:: WHAT IS ASKED ::
Please print every record below exactly as it appears.
#####
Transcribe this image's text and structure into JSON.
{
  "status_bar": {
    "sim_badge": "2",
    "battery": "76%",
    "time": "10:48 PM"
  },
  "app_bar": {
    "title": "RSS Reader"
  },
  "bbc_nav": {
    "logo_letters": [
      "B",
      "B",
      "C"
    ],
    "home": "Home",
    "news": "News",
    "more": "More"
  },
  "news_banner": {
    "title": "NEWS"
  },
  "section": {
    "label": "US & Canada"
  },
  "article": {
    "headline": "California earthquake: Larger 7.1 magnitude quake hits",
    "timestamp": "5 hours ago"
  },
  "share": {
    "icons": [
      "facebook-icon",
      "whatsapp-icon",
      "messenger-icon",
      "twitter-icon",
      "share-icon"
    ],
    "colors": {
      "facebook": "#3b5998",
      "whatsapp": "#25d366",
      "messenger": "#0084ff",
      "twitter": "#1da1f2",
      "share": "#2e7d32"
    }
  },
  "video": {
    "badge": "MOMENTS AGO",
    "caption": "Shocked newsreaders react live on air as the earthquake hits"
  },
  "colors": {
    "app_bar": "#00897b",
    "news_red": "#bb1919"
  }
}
#####
:: OUTPUT OF THE EXERCISE ::
Transcribe this image's text and structure into JSON.
{
  "status_bar": {
    "sim_badge": "2",
    "battery": "76%",
    "time": "10:48 PM"
  },
  "app_bar": {
    "title": "RSS Reader"
  },
  "bbc_nav": {
    "logo_letters": [
      "B",
      "B",
      "C"
    ],
    "home": "Home",
    "news": "News",
    "more": "More"
  },
  "news_banner": {
    "title": "NEWS"
  },
  "section": {
    "label": "US & Canada"
  },
  "article": {
    "headline": "California earthquake: Larger 7.1 magnitude quake hits",
    "timestamp": "5 hours ago"
  },
  "share": {
    "icons": [
      "facebook-icon",
      "whatsapp-icon",
      "messenger-icon",
      "twitter-icon",
      "share-icon"
    ],
    "colors": {
      "facebook": "#3b5998",
      "whatsapp": "#25d366",
      "messenger": "#0084ff",
      "twitter": "#1da1f2",
      "share": "#2e7d32"
    }
  },
  "video": {
    "badge": "MOMENTS AGO",
    "caption": "Shocked newsreaders react live on air as the earthquake hits"
  },
  "colors": {
    "app_bar": "#00897b",
    "news_red": "#bb1919"
  }
}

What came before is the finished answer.